** begin Data for the task **

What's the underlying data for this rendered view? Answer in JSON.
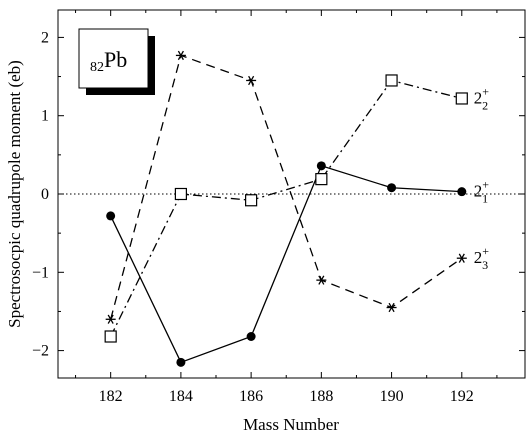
{
  "chart_data": {
    "type": "line",
    "xlabel": "Mass Number",
    "ylabel": "Spectrosocpic quadrupole moment (eb)",
    "xlim": [
      180.5,
      193.8
    ],
    "ylim": [
      -2.35,
      2.35
    ],
    "xticks": [
      182,
      184,
      186,
      188,
      190,
      192
    ],
    "xtick_labels": [
      "182",
      "184",
      "186",
      "188",
      "190",
      "192"
    ],
    "yticks": [
      -2,
      -1,
      0,
      1,
      2
    ],
    "ytick_labels": [
      "−2",
      "−1",
      "0",
      "1",
      "2"
    ],
    "zero_line": true,
    "grid": false,
    "inset_label": {
      "subscript": "82",
      "symbol": "Pb"
    },
    "series": [
      {
        "label_base": "2",
        "label_sub": "2",
        "label_sup": "+",
        "marker": "square",
        "line_style": "dash-dot",
        "x": [
          182,
          184,
          186,
          188,
          190,
          192
        ],
        "values": [
          -1.82,
          0.0,
          -0.08,
          0.19,
          1.45,
          1.22
        ]
      },
      {
        "label_base": "2",
        "label_sub": "1",
        "label_sup": "+",
        "marker": "circle",
        "line_style": "solid",
        "x": [
          182,
          184,
          186,
          188,
          190,
          192
        ],
        "values": [
          -0.28,
          -2.15,
          -1.82,
          0.36,
          0.08,
          0.03
        ]
      },
      {
        "label_base": "2",
        "label_sub": "3",
        "label_sup": "+",
        "marker": "star",
        "line_style": "dashed",
        "x": [
          182,
          184,
          186,
          188,
          190,
          192
        ],
        "values": [
          -1.6,
          1.77,
          1.45,
          -1.1,
          -1.45,
          -0.82
        ]
      }
    ]
  }
}
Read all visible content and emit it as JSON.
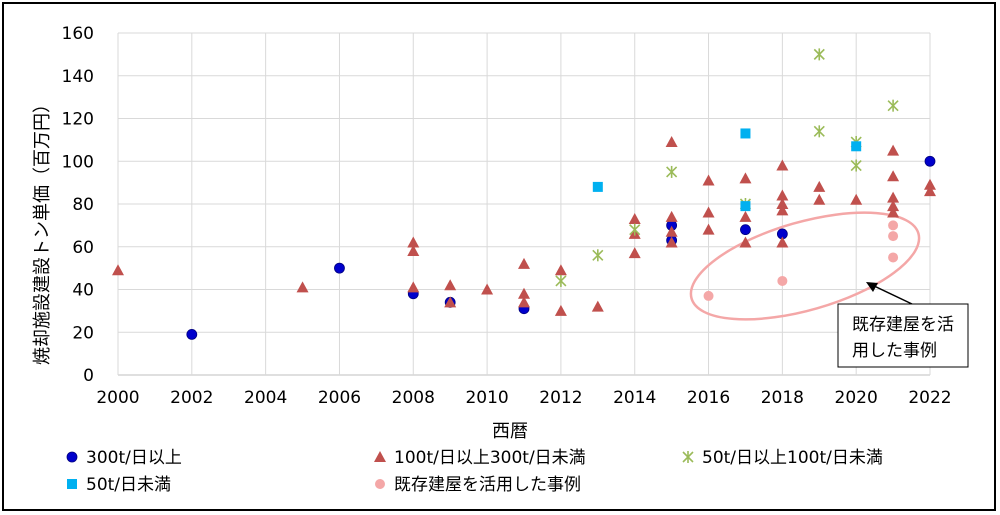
{
  "chart_data": {
    "type": "scatter",
    "xlabel": "西暦",
    "ylabel": "焼却施設建設トン単価（百万円）",
    "xlim": [
      2000,
      2022
    ],
    "ylim": [
      0,
      160
    ],
    "xticks": [
      "2000",
      "2002",
      "2004",
      "2006",
      "2008",
      "2010",
      "2012",
      "2014",
      "2016",
      "2018",
      "2020",
      "2022"
    ],
    "yticks": [
      "0",
      "20",
      "40",
      "60",
      "80",
      "100",
      "120",
      "140",
      "160"
    ],
    "grid": true,
    "series": [
      {
        "name": "300t/日以上",
        "marker": "circle",
        "color": "#0000cc",
        "points": [
          [
            2002,
            19
          ],
          [
            2006,
            50
          ],
          [
            2008,
            38
          ],
          [
            2009,
            34
          ],
          [
            2011,
            31
          ],
          [
            2015,
            63
          ],
          [
            2015,
            70
          ],
          [
            2017,
            68
          ],
          [
            2018,
            66
          ],
          [
            2022,
            100
          ]
        ]
      },
      {
        "name": "100t/日以上300t/日未満",
        "marker": "triangle",
        "color": "#c0504d",
        "points": [
          [
            2000,
            49
          ],
          [
            2005,
            41
          ],
          [
            2008,
            62
          ],
          [
            2008,
            58
          ],
          [
            2008,
            41
          ],
          [
            2009,
            42
          ],
          [
            2009,
            34
          ],
          [
            2010,
            40
          ],
          [
            2011,
            52
          ],
          [
            2011,
            38
          ],
          [
            2011,
            34
          ],
          [
            2012,
            49
          ],
          [
            2012,
            30
          ],
          [
            2013,
            32
          ],
          [
            2014,
            73
          ],
          [
            2014,
            66
          ],
          [
            2014,
            57
          ],
          [
            2015,
            109
          ],
          [
            2015,
            74
          ],
          [
            2015,
            67
          ],
          [
            2015,
            62
          ],
          [
            2016,
            91
          ],
          [
            2016,
            76
          ],
          [
            2016,
            68
          ],
          [
            2017,
            92
          ],
          [
            2017,
            74
          ],
          [
            2017,
            62
          ],
          [
            2018,
            98
          ],
          [
            2018,
            84
          ],
          [
            2018,
            80
          ],
          [
            2018,
            77
          ],
          [
            2018,
            62
          ],
          [
            2019,
            88
          ],
          [
            2019,
            82
          ],
          [
            2020,
            82
          ],
          [
            2021,
            105
          ],
          [
            2021,
            93
          ],
          [
            2021,
            83
          ],
          [
            2021,
            79
          ],
          [
            2021,
            76
          ],
          [
            2022,
            89
          ],
          [
            2022,
            86
          ]
        ]
      },
      {
        "name": "50t/日以上100t/日未満",
        "marker": "asterisk",
        "color": "#9bbb59",
        "points": [
          [
            2012,
            44
          ],
          [
            2013,
            56
          ],
          [
            2014,
            68
          ],
          [
            2015,
            95
          ],
          [
            2017,
            80
          ],
          [
            2019,
            150
          ],
          [
            2019,
            114
          ],
          [
            2020,
            109
          ],
          [
            2020,
            98
          ],
          [
            2021,
            126
          ]
        ]
      },
      {
        "name": "50t/日未満",
        "marker": "square",
        "color": "#00b0f0",
        "points": [
          [
            2013,
            88
          ],
          [
            2017,
            113
          ],
          [
            2017,
            79
          ],
          [
            2020,
            107
          ]
        ]
      },
      {
        "name": "既存建屋を活用した事例",
        "marker": "circle",
        "color": "#f4a7a7",
        "points": [
          [
            2016,
            37
          ],
          [
            2018,
            44
          ],
          [
            2021,
            70
          ],
          [
            2021,
            65
          ],
          [
            2021,
            55
          ]
        ]
      }
    ],
    "annotation": {
      "text_lines": [
        "既存建屋を活",
        "用した事例"
      ],
      "highlight_color": "#f4a7a7"
    }
  }
}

** end Data for the task **

Retype each record exactly as it stands, but do not include the pictures.

Final result:
What's the underlying data for this rendered view? Answer in JSON.
{
  "chart_data": {
    "type": "line",
    "xlabel": "Mass Number",
    "ylabel": "Spectrosocpic quadrupole moment (eb)",
    "xlim": [
      180.5,
      193.8
    ],
    "ylim": [
      -2.35,
      2.35
    ],
    "xticks": [
      182,
      184,
      186,
      188,
      190,
      192
    ],
    "xtick_labels": [
      "182",
      "184",
      "186",
      "188",
      "190",
      "192"
    ],
    "yticks": [
      -2,
      -1,
      0,
      1,
      2
    ],
    "ytick_labels": [
      "−2",
      "−1",
      "0",
      "1",
      "2"
    ],
    "zero_line": true,
    "grid": false,
    "inset_label": {
      "subscript": "82",
      "symbol": "Pb"
    },
    "series": [
      {
        "label_base": "2",
        "label_sub": "2",
        "label_sup": "+",
        "marker": "square",
        "line_style": "dash-dot",
        "x": [
          182,
          184,
          186,
          188,
          190,
          192
        ],
        "values": [
          -1.82,
          0.0,
          -0.08,
          0.19,
          1.45,
          1.22
        ]
      },
      {
        "label_base": "2",
        "label_sub": "1",
        "label_sup": "+",
        "marker": "circle",
        "line_style": "solid",
        "x": [
          182,
          184,
          186,
          188,
          190,
          192
        ],
        "values": [
          -0.28,
          -2.15,
          -1.82,
          0.36,
          0.08,
          0.03
        ]
      },
      {
        "label_base": "2",
        "label_sub": "3",
        "label_sup": "+",
        "marker": "star",
        "line_style": "dashed",
        "x": [
          182,
          184,
          186,
          188,
          190,
          192
        ],
        "values": [
          -1.6,
          1.77,
          1.45,
          -1.1,
          -1.45,
          -0.82
        ]
      }
    ]
  }
}
Read all visible content and emit it as JSON.
{
  "chart_data": {
    "type": "scatter",
    "xlabel": "西暦",
    "ylabel": "焼却施設建設トン単価（百万円）",
    "xlim": [
      2000,
      2022
    ],
    "ylim": [
      0,
      160
    ],
    "xticks": [
      "2000",
      "2002",
      "2004",
      "2006",
      "2008",
      "2010",
      "2012",
      "2014",
      "2016",
      "2018",
      "2020",
      "2022"
    ],
    "yticks": [
      "0",
      "20",
      "40",
      "60",
      "80",
      "100",
      "120",
      "140",
      "160"
    ],
    "grid": true,
    "series": [
      {
        "name": "300t/日以上",
        "marker": "circle",
        "color": "#0000cc",
        "points": [
          [
            2002,
            19
          ],
          [
            2006,
            50
          ],
          [
            2008,
            38
          ],
          [
            2009,
            34
          ],
          [
            2011,
            31
          ],
          [
            2015,
            63
          ],
          [
            2015,
            70
          ],
          [
            2017,
            68
          ],
          [
            2018,
            66
          ],
          [
            2022,
            100
          ]
        ]
      },
      {
        "name": "100t/日以上300t/日未満",
        "marker": "triangle",
        "color": "#c0504d",
        "points": [
          [
            2000,
            49
          ],
          [
            2005,
            41
          ],
          [
            2008,
            62
          ],
          [
            2008,
            58
          ],
          [
            2008,
            41
          ],
          [
            2009,
            42
          ],
          [
            2009,
            34
          ],
          [
            2010,
            40
          ],
          [
            2011,
            52
          ],
          [
            2011,
            38
          ],
          [
            2011,
            34
          ],
          [
            2012,
            49
          ],
          [
            2012,
            30
          ],
          [
            2013,
            32
          ],
          [
            2014,
            73
          ],
          [
            2014,
            66
          ],
          [
            2014,
            57
          ],
          [
            2015,
            109
          ],
          [
            2015,
            74
          ],
          [
            2015,
            67
          ],
          [
            2015,
            62
          ],
          [
            2016,
            91
          ],
          [
            2016,
            76
          ],
          [
            2016,
            68
          ],
          [
            2017,
            92
          ],
          [
            2017,
            74
          ],
          [
            2017,
            62
          ],
          [
            2018,
            98
          ],
          [
            2018,
            84
          ],
          [
            2018,
            80
          ],
          [
            2018,
            77
          ],
          [
            2018,
            62
          ],
          [
            2019,
            88
          ],
          [
            2019,
            82
          ],
          [
            2020,
            82
          ],
          [
            2021,
            105
          ],
          [
            2021,
            93
          ],
          [
            2021,
            83
          ],
          [
            2021,
            79
          ],
          [
            2021,
            76
          ],
          [
            2022,
            89
          ],
          [
            2022,
            86
          ]
        ]
      },
      {
        "name": "50t/日以上100t/日未満",
        "marker": "asterisk",
        "color": "#9bbb59",
        "points": [
          [
            2012,
            44
          ],
          [
            2013,
            56
          ],
          [
            2014,
            68
          ],
          [
            2015,
            95
          ],
          [
            2017,
            80
          ],
          [
            2019,
            150
          ],
          [
            2019,
            114
          ],
          [
            2020,
            109
          ],
          [
            2020,
            98
          ],
          [
            2021,
            126
          ]
        ]
      },
      {
        "name": "50t/日未満",
        "marker": "square",
        "color": "#00b0f0",
        "points": [
          [
            2013,
            88
          ],
          [
            2017,
            113
          ],
          [
            2017,
            79
          ],
          [
            2020,
            107
          ]
        ]
      },
      {
        "name": "既存建屋を活用した事例",
        "marker": "circle",
        "color": "#f4a7a7",
        "points": [
          [
            2016,
            37
          ],
          [
            2018,
            44
          ],
          [
            2021,
            70
          ],
          [
            2021,
            65
          ],
          [
            2021,
            55
          ]
        ]
      }
    ],
    "annotation": {
      "text_lines": [
        "既存建屋を活",
        "用した事例"
      ],
      "highlight_color": "#f4a7a7"
    }
  }
}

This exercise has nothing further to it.